Return each line of the data below verbatim; pictures are to be left out.

__________

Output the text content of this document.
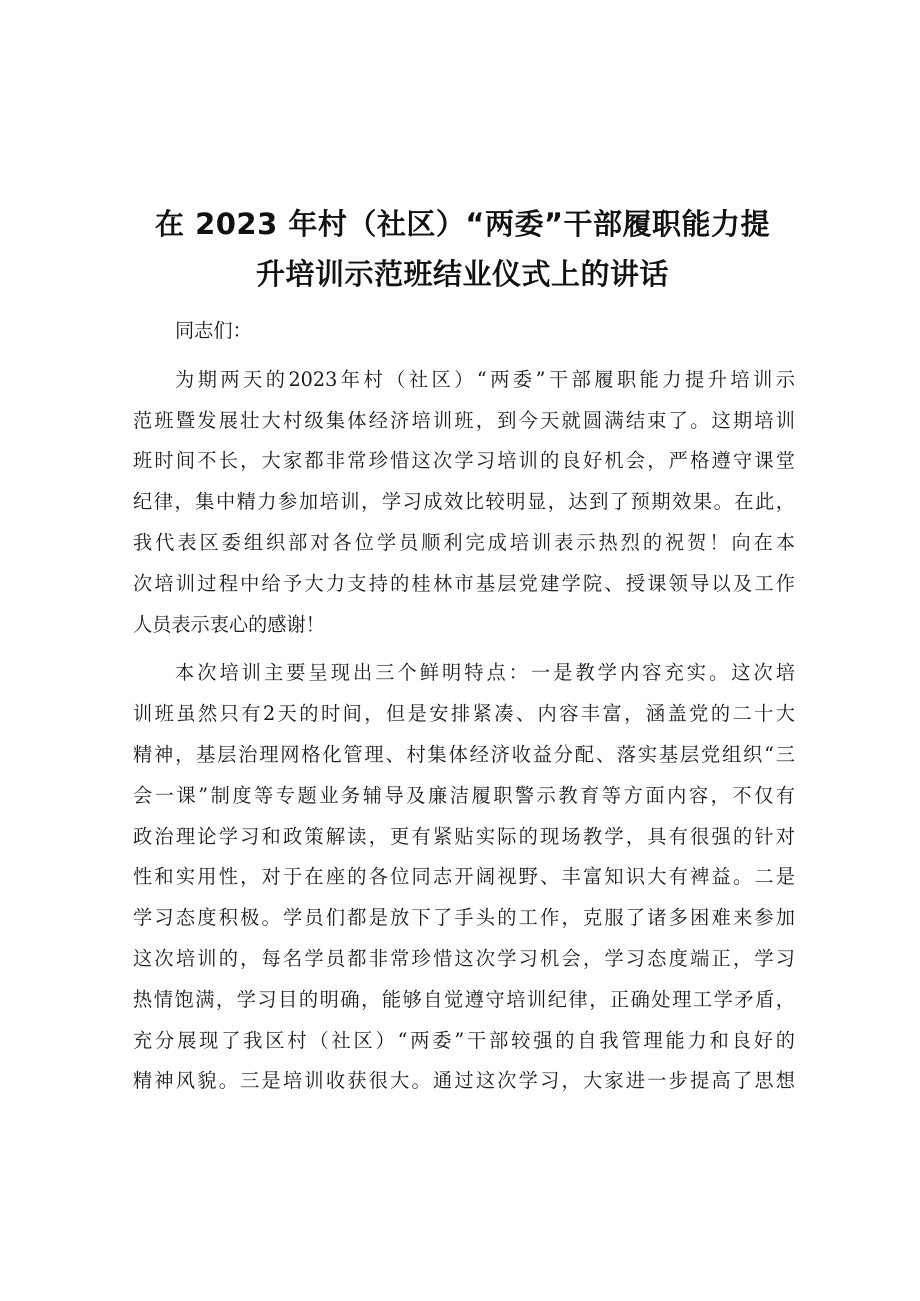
在 2023 年村（社区）“两委”干部履职能力提
升培训示范班结业仪式上的讲话
同志们：
为期两天的2023年村（社区）“两委”干部履职能力提升培训示
范班暨发展壮大村级集体经济培训班，到今天就圆满结束了。这期培训
班时间不长，大家都非常珍惜这次学习培训的良好机会，严格遵守课堂
纪律，集中精力参加培训，学习成效比较明显，达到了预期效果。在此，
我代表区委组织部对各位学员顺利完成培训表示热烈的祝贺！向在本
次培训过程中给予大力支持的桂林市基层党建学院、授课领导以及工作
人员表示衷心的感谢！
本次培训主要呈现出三个鲜明特点：一是教学内容充实。这次培
训班虽然只有2天的时间，但是安排紧凑、内容丰富，涵盖党的二十大
精神，基层治理网格化管理、村集体经济收益分配、落实基层党组织“三
会一课”制度等专题业务辅导及廉洁履职警示教育等方面内容，不仅有
政治理论学习和政策解读，更有紧贴实际的现场教学，具有很强的针对
性和实用性，对于在座的各位同志开阔视野、丰富知识大有裨益。二是
学习态度积极。学员们都是放下了手头的工作，克服了诸多困难来参加
这次培训的，每名学员都非常珍惜这次学习机会，学习态度端正，学习
热情饱满，学习目的明确，能够自觉遵守培训纪律，正确处理工学矛盾，
充分展现了我区村（社区）“两委”干部较强的自我管理能力和良好的
精神风貌。三是培训收获很大。通过这次学习，大家进一步提高了思想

__________

Reply to the exercise.
Output the text content of this document.
在 2023 年村（社区）“两委”干部履职能力提
升培训示范班结业仪式上的讲话
同志们：
为期两天的2023年村（社区）“两委”干部履职能力提升培训示
范班暨发展壮大村级集体经济培训班，到今天就圆满结束了。这期培训
班时间不长，大家都非常珍惜这次学习培训的良好机会，严格遵守课堂
纪律，集中精力参加培训，学习成效比较明显，达到了预期效果。在此，
我代表区委组织部对各位学员顺利完成培训表示热烈的祝贺！向在本
次培训过程中给予大力支持的桂林市基层党建学院、授课领导以及工作
人员表示衷心的感谢！
本次培训主要呈现出三个鲜明特点：一是教学内容充实。这次培
训班虽然只有2天的时间，但是安排紧凑、内容丰富，涵盖党的二十大
精神，基层治理网格化管理、村集体经济收益分配、落实基层党组织“三
会一课”制度等专题业务辅导及廉洁履职警示教育等方面内容，不仅有
政治理论学习和政策解读，更有紧贴实际的现场教学，具有很强的针对
性和实用性，对于在座的各位同志开阔视野、丰富知识大有裨益。二是
学习态度积极。学员们都是放下了手头的工作，克服了诸多困难来参加
这次培训的，每名学员都非常珍惜这次学习机会，学习态度端正，学习
热情饱满，学习目的明确，能够自觉遵守培训纪律，正确处理工学矛盾，
充分展现了我区村（社区）“两委”干部较强的自我管理能力和良好的
精神风貌。三是培训收获很大。通过这次学习，大家进一步提高了思想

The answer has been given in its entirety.